[Stored entries]
┌──

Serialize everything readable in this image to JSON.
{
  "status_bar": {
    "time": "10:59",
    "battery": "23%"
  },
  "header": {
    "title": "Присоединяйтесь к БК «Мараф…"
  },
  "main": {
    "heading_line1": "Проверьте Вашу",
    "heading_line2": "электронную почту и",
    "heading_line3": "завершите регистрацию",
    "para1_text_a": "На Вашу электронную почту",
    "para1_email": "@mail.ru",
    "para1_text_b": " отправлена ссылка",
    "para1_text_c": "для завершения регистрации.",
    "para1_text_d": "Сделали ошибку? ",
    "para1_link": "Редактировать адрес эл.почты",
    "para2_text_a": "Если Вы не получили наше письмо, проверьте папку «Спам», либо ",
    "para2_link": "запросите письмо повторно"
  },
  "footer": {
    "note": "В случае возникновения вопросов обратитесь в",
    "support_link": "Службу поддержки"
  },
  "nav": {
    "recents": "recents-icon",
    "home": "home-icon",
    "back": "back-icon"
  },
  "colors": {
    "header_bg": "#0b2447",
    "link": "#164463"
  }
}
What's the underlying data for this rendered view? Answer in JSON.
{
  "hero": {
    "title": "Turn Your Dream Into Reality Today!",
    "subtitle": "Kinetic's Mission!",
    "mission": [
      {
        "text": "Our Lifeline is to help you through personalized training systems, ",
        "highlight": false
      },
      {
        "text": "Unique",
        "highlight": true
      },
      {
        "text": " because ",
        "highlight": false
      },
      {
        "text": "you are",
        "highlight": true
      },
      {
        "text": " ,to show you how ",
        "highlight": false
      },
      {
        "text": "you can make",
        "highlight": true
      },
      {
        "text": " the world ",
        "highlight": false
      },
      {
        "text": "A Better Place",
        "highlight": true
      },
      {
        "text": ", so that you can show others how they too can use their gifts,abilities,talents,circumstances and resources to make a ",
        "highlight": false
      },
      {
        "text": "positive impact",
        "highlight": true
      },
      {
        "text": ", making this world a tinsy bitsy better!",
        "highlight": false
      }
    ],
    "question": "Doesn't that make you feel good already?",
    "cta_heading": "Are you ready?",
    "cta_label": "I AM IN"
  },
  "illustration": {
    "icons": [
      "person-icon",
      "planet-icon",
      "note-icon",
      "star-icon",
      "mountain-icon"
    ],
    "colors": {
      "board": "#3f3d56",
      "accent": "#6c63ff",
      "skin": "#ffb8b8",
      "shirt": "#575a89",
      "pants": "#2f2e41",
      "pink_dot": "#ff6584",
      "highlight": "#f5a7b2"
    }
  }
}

└──

* [Directions for this task]
Track down every line of the material containing the string "show", and copy it.

* [Exercise solution]
        "text": " ,to show you how ",
        "text": ", so that you can show others how they too can use their gifts,abilities,talents,circumstances and resources to make a ",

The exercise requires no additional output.